— Set task —
Only lines holding the string "защиты" are wanted; copy each one from the material.

--- start of Records for processing ---

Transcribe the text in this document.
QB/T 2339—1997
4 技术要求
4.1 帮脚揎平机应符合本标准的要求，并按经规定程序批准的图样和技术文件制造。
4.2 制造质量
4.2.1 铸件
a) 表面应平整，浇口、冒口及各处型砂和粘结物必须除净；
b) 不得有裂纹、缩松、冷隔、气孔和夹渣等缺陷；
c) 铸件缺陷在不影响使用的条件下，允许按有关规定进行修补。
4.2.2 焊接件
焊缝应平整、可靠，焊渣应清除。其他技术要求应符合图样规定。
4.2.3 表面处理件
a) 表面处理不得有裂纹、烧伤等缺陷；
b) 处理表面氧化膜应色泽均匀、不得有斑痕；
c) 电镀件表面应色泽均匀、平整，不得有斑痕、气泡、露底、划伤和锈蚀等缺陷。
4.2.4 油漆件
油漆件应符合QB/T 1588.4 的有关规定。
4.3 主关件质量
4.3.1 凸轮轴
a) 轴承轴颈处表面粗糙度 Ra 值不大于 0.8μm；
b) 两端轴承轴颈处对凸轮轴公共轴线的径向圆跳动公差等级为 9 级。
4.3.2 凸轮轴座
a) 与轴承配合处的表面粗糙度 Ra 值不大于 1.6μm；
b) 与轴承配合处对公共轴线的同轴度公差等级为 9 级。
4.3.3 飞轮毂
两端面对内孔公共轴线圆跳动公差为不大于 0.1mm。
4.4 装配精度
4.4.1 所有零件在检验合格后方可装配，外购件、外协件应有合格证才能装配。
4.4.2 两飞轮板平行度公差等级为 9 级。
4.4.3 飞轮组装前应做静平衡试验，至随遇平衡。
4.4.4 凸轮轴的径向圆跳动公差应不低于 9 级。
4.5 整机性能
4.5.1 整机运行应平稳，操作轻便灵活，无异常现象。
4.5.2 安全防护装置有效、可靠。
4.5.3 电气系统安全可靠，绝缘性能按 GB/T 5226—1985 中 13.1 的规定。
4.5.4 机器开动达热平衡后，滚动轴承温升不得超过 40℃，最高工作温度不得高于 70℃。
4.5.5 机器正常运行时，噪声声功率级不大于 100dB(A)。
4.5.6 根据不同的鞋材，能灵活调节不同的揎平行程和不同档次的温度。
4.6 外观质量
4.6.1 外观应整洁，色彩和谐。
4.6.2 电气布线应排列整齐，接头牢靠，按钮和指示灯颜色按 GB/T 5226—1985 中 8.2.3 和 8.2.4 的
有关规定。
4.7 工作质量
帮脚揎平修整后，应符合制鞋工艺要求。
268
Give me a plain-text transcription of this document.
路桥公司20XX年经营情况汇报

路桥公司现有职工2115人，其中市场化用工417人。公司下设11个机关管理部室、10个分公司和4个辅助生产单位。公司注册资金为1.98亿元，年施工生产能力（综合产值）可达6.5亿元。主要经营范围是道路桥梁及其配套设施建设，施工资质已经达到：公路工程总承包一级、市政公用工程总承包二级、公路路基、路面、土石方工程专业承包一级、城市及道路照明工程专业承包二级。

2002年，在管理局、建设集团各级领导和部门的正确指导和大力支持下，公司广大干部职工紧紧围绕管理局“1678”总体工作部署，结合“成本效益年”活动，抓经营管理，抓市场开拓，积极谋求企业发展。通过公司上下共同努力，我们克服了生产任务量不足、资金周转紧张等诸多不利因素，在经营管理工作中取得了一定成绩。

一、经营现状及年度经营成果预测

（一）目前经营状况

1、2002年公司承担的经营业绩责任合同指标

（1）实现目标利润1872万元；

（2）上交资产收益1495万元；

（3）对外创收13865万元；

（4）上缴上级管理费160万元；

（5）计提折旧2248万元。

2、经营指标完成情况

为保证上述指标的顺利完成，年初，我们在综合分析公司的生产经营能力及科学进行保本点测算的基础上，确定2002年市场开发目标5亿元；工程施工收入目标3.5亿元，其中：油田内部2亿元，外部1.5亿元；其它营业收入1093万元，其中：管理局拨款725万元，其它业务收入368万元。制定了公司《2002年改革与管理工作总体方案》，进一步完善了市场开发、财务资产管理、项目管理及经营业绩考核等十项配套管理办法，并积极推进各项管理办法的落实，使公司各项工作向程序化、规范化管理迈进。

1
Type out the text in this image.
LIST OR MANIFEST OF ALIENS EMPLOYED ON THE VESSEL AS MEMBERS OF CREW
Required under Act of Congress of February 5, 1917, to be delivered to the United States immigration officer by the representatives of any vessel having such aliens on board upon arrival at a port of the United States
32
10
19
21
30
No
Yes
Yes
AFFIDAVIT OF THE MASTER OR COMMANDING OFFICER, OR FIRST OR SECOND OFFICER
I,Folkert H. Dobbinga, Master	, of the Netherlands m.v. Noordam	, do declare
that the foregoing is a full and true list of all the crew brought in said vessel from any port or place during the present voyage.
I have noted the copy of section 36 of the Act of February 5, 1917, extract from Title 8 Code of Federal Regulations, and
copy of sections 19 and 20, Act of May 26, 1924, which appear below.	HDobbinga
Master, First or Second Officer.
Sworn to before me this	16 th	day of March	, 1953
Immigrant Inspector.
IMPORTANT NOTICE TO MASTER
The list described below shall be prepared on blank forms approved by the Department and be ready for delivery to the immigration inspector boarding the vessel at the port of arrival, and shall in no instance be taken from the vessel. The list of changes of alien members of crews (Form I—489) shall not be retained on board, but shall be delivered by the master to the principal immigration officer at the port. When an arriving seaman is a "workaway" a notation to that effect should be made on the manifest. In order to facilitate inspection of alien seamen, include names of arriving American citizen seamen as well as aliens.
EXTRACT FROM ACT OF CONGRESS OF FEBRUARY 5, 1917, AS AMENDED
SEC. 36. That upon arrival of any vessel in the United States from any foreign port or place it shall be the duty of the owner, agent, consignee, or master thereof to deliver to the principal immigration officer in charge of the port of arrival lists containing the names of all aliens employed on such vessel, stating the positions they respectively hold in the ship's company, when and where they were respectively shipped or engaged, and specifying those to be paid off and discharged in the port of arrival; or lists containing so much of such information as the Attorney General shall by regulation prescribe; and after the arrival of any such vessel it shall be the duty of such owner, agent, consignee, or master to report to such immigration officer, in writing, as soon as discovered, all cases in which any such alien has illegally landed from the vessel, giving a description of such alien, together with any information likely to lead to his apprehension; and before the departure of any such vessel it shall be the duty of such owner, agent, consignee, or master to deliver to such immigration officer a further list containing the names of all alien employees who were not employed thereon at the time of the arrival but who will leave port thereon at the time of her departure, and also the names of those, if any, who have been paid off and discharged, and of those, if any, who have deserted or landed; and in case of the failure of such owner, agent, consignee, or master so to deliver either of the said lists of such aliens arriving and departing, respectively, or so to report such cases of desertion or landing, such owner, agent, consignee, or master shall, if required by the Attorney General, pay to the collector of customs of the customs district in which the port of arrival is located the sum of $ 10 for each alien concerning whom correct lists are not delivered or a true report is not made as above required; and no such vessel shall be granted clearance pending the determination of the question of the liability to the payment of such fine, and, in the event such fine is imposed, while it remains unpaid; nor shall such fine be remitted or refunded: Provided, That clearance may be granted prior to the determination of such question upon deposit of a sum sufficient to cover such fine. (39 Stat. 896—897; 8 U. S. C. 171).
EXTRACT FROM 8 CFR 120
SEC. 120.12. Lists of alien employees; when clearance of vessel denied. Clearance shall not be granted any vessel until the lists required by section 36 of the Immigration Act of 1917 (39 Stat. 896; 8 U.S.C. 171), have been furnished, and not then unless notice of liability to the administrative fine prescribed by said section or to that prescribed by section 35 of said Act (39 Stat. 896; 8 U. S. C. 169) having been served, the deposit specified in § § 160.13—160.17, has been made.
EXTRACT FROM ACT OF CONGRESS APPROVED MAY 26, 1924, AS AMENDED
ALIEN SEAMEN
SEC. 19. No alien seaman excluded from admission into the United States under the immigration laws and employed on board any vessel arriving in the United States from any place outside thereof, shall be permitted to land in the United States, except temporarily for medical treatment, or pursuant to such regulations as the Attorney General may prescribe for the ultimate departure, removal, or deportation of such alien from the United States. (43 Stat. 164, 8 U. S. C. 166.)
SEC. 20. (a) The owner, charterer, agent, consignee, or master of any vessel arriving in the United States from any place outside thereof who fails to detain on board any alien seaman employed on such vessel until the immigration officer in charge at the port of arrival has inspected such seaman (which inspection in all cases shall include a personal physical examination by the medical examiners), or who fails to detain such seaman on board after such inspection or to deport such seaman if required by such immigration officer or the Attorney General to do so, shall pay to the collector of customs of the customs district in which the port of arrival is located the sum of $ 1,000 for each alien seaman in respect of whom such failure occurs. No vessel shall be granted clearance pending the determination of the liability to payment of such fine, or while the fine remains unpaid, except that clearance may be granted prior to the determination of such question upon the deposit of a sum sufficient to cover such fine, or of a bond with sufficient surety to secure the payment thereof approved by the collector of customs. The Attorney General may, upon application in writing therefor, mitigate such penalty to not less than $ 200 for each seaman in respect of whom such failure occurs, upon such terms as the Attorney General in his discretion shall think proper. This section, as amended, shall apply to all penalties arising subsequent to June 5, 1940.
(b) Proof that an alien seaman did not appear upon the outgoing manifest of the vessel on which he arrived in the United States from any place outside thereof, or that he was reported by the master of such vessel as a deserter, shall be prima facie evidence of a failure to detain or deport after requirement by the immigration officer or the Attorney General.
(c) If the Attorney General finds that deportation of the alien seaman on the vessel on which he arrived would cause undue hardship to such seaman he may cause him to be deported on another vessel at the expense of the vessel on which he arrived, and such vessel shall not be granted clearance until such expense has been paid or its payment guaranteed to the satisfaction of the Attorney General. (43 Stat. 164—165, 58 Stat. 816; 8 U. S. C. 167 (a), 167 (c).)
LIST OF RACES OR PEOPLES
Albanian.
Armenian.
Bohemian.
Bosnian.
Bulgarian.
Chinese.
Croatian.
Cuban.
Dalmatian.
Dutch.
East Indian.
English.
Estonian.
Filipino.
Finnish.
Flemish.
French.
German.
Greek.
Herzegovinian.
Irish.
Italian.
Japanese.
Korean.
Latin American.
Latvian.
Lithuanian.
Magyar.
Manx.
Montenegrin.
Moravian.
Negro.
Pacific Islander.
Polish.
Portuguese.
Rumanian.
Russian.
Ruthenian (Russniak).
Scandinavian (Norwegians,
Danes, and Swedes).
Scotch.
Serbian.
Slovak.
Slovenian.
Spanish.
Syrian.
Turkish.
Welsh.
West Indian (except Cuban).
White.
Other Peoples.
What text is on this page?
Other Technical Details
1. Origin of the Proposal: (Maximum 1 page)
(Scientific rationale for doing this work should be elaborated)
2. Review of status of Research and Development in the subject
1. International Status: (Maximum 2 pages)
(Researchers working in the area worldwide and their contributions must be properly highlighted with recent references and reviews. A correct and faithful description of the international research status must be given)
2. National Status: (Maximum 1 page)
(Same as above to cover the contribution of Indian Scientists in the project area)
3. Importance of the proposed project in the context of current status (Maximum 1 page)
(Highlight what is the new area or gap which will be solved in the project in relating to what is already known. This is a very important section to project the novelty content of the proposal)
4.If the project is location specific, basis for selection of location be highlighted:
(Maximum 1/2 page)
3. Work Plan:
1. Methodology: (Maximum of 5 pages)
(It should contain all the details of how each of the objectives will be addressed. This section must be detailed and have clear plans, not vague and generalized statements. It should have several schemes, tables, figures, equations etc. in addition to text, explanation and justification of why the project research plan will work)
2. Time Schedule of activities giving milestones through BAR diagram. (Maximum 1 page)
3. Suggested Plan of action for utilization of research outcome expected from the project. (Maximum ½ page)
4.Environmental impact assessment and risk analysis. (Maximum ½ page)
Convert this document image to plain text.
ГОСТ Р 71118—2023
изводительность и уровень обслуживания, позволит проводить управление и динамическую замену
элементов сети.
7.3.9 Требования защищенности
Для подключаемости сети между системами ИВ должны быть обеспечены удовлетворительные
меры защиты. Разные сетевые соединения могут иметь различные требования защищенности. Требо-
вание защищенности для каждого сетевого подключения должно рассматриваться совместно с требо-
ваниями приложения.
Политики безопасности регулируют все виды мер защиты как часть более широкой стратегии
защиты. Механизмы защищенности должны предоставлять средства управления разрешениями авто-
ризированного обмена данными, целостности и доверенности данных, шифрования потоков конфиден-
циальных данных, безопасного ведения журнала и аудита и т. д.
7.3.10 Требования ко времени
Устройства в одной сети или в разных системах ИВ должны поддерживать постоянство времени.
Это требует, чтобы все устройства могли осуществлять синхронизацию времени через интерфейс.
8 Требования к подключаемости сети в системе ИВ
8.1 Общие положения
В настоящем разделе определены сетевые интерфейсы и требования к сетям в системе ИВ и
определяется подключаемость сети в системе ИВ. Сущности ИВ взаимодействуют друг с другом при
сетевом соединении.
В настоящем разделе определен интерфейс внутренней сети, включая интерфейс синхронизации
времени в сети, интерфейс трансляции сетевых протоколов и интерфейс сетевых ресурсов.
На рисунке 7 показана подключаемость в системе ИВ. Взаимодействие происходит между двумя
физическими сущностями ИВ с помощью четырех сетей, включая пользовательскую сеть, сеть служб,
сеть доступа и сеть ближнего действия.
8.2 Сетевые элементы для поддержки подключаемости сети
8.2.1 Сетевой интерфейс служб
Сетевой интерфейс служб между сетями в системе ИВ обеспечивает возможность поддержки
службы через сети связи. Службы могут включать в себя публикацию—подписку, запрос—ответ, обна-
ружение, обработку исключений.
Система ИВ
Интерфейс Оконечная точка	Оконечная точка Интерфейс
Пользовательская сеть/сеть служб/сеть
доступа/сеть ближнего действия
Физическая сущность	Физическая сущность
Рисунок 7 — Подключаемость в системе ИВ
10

--- end of Records for processing ---

— Exercise result —
меры защиты. Разные сетевые соединения могут иметь различные требования защищенности. Требо-
Политики безопасности регулируют все виды мер защиты как часть более широкой стратегии
защиты. Механизмы защищенности должны предоставлять средства управления разрешениями авто-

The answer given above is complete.